DIRECTIONS:
Copy all lines of the listing that include the string "многонационального".

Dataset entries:
>> Begin

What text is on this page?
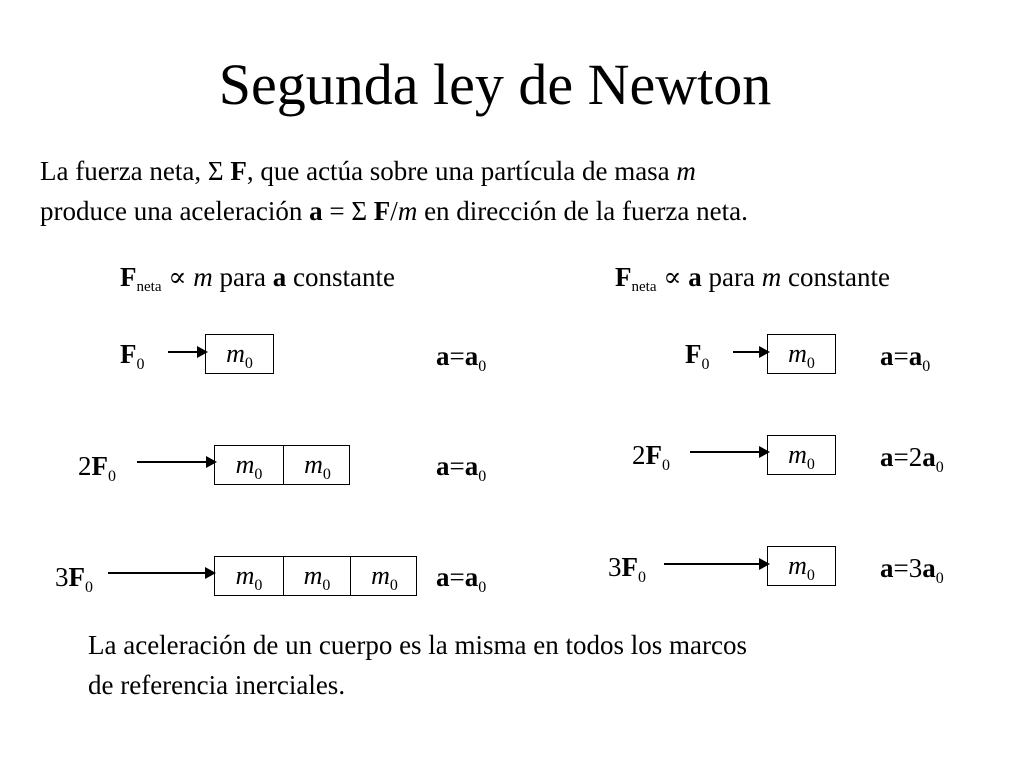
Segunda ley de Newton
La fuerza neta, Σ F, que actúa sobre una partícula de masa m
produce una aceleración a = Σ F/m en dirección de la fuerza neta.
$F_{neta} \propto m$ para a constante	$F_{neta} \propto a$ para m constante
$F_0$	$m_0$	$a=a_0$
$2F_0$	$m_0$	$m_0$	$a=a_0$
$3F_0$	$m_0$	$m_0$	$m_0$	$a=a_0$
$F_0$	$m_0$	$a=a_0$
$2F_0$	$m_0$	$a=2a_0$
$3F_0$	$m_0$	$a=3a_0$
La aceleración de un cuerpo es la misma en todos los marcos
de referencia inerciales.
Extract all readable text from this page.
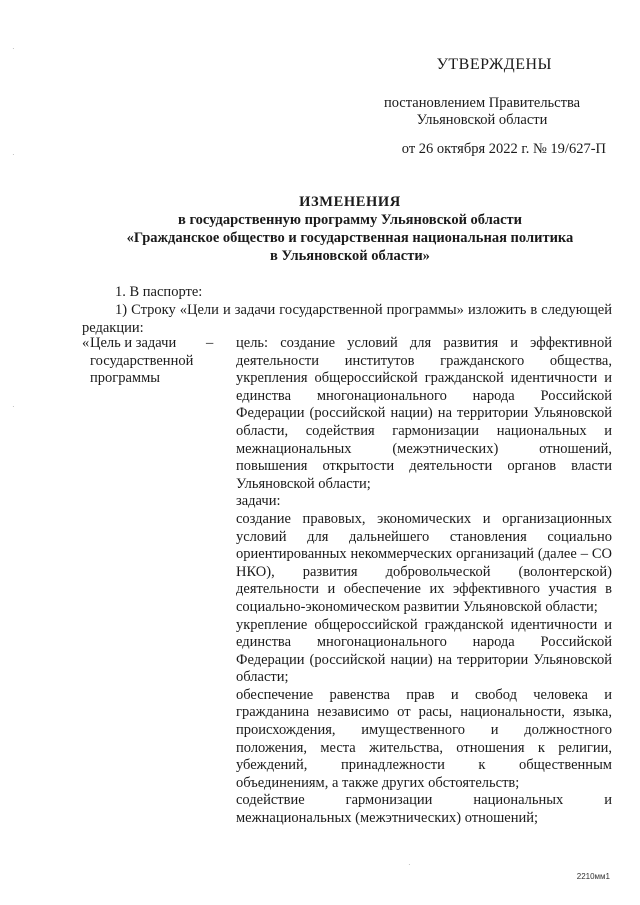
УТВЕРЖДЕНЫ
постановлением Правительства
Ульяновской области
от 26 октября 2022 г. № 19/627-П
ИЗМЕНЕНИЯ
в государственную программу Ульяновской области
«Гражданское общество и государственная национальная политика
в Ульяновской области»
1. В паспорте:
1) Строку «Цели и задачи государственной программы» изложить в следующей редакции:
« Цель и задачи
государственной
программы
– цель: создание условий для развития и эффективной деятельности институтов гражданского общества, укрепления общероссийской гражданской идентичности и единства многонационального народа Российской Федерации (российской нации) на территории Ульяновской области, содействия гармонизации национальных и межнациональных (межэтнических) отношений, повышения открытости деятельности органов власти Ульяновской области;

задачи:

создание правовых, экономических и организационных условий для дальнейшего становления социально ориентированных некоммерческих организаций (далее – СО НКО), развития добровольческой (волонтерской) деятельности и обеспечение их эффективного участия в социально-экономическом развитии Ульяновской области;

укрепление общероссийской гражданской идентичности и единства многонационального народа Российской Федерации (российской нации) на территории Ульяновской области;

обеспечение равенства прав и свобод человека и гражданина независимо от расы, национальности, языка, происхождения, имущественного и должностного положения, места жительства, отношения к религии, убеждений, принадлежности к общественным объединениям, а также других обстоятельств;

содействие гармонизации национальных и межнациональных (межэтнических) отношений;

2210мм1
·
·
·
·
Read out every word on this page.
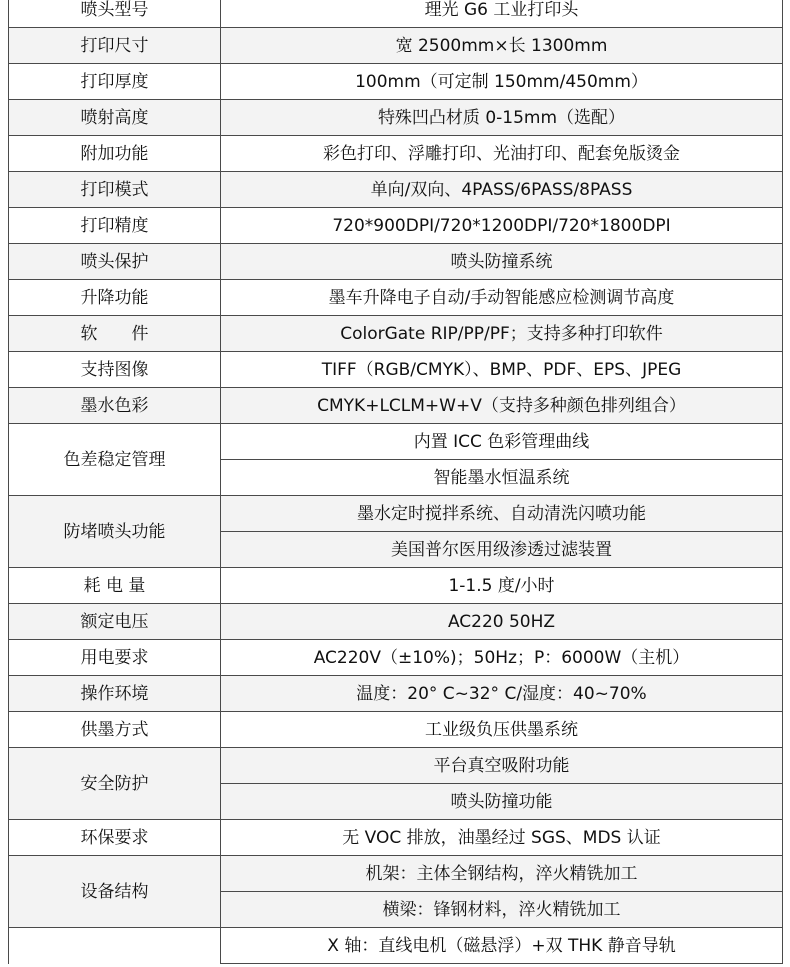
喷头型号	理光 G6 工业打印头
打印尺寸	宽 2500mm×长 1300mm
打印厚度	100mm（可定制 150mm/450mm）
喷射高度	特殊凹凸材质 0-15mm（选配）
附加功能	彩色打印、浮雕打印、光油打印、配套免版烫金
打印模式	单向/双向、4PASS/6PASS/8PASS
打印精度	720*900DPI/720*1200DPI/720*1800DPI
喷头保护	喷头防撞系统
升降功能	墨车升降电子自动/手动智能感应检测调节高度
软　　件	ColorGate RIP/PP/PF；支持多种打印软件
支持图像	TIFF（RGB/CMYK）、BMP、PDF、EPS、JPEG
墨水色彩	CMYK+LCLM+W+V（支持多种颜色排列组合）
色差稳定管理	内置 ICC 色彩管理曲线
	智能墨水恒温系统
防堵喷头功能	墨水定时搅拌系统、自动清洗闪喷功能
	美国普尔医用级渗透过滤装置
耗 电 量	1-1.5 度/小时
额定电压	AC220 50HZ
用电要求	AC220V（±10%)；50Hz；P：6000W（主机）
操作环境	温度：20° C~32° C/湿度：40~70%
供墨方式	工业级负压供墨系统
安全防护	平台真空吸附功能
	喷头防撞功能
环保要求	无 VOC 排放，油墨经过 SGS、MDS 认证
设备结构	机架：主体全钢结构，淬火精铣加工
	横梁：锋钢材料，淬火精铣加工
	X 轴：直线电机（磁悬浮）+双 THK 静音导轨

>> End

ANSWER TO THIS PROBLEM:
– цель: создание условий для развития и эффективной деятельности институтов гражданского общества, укрепления общероссийской гражданской идентичности и единства многонационального народа Российской Федерации (российской нации) на территории Ульяновской области, содействия гармонизации национальных и межнациональных (межэтнических) отношений, повышения открытости деятельности органов власти Ульяновской области;
укрепление общероссийской гражданской идентичности и единства многонационального народа Российской Федерации (российской нации) на территории Ульяновской области;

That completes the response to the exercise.